In the entries below, find the line containing "Read this page and output its text content.". Copy it and all lines after it, exactly, through the end.

---------- Listed records

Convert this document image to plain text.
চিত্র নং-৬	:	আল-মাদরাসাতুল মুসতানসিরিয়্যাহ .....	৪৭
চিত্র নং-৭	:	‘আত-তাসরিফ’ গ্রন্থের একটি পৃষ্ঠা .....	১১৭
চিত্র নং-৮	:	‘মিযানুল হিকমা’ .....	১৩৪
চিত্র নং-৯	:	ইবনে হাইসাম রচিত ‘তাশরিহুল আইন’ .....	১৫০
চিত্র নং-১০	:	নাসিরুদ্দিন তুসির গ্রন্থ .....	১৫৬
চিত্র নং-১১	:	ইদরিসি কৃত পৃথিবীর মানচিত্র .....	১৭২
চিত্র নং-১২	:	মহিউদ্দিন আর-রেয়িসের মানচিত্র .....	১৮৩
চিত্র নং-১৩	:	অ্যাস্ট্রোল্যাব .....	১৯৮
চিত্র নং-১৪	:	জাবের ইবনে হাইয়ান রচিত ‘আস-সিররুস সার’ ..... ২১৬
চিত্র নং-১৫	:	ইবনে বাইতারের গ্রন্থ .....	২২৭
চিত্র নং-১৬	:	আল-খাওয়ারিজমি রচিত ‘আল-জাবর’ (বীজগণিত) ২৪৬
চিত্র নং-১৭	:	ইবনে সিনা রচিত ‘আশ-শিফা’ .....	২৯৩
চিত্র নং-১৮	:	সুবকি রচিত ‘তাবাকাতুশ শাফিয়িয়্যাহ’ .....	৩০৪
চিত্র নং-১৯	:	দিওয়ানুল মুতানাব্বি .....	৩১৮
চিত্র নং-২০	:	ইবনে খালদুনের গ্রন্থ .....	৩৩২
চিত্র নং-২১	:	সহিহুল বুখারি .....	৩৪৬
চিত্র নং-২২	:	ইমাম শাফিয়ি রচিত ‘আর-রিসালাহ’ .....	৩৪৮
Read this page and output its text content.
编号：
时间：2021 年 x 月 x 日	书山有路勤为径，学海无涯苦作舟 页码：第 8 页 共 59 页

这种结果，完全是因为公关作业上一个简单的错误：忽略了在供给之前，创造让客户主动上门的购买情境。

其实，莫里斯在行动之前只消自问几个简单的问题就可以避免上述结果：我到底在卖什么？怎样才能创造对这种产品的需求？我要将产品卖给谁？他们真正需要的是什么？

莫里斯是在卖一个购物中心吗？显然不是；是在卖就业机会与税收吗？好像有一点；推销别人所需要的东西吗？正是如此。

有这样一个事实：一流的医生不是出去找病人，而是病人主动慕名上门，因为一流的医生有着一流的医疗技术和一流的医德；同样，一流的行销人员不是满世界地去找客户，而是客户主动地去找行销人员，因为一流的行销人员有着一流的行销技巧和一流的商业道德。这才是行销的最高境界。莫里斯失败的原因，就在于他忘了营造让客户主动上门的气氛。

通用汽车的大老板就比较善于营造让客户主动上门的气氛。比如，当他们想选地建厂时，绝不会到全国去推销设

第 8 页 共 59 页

--------------------

> _Expected output_:
Read this page and output its text content.
编号：
时间：2021 年 x 月 x 日	书山有路勤为径，学海无涯苦作舟 页码：第 8 页 共 59 页

这种结果，完全是因为公关作业上一个简单的错误：忽略了在供给之前，创造让客户主动上门的购买情境。

其实，莫里斯在行动之前只消自问几个简单的问题就可以避免上述结果：我到底在卖什么？怎样才能创造对这种产品的需求？我要将产品卖给谁？他们真正需要的是什么？

莫里斯是在卖一个购物中心吗？显然不是；是在卖就业机会与税收吗？好像有一点；推销别人所需要的东西吗？正是如此。

有这样一个事实：一流的医生不是出去找病人，而是病人主动慕名上门，因为一流的医生有着一流的医疗技术和一流的医德；同样，一流的行销人员不是满世界地去找客户，而是客户主动地去找行销人员，因为一流的行销人员有着一流的行销技巧和一流的商业道德。这才是行销的最高境界。莫里斯失败的原因，就在于他忘了营造让客户主动上门的气氛。

通用汽车的大老板就比较善于营造让客户主动上门的气氛。比如，当他们想选地建厂时，绝不会到全国去推销设

第 8 页 共 59 页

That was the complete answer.